##### DATA PROVIDED

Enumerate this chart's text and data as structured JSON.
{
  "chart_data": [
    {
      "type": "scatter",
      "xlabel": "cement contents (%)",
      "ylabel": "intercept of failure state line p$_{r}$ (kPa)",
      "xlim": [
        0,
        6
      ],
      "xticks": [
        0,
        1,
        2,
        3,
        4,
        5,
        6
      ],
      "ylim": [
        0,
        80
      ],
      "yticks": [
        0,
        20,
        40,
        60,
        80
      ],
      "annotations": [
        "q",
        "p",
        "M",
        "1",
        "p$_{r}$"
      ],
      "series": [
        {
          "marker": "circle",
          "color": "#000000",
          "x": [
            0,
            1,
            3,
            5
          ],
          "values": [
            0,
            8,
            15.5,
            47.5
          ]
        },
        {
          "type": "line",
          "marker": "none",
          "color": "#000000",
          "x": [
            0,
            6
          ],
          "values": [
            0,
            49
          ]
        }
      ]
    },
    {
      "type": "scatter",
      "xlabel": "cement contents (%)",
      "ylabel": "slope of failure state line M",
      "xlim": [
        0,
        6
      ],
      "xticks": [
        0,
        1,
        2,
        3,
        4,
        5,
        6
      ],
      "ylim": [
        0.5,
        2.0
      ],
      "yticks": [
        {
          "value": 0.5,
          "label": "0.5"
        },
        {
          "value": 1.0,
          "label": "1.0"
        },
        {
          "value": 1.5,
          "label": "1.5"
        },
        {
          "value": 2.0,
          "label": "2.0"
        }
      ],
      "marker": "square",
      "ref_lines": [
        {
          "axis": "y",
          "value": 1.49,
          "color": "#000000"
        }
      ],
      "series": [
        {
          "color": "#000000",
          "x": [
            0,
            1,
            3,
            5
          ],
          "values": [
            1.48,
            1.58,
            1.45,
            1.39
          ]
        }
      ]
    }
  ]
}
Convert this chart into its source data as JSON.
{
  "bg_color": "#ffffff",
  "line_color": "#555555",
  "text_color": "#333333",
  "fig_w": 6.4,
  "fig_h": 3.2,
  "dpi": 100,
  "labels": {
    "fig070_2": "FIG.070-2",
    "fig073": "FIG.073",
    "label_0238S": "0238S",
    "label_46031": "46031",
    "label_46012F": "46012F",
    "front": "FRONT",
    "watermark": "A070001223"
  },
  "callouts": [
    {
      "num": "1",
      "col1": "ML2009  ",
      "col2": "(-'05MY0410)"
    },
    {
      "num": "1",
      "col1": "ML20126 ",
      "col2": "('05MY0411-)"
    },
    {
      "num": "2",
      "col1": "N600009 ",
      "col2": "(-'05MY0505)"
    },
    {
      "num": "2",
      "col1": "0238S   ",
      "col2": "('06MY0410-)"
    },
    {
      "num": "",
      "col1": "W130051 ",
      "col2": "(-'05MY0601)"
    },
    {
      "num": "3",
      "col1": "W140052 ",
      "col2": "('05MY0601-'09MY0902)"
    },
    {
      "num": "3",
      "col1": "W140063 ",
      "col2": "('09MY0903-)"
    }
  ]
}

##########

WRITTEN REQUEST — From the material, report only how many lines include the word "failure".

EXERCISE SOLUTION — 2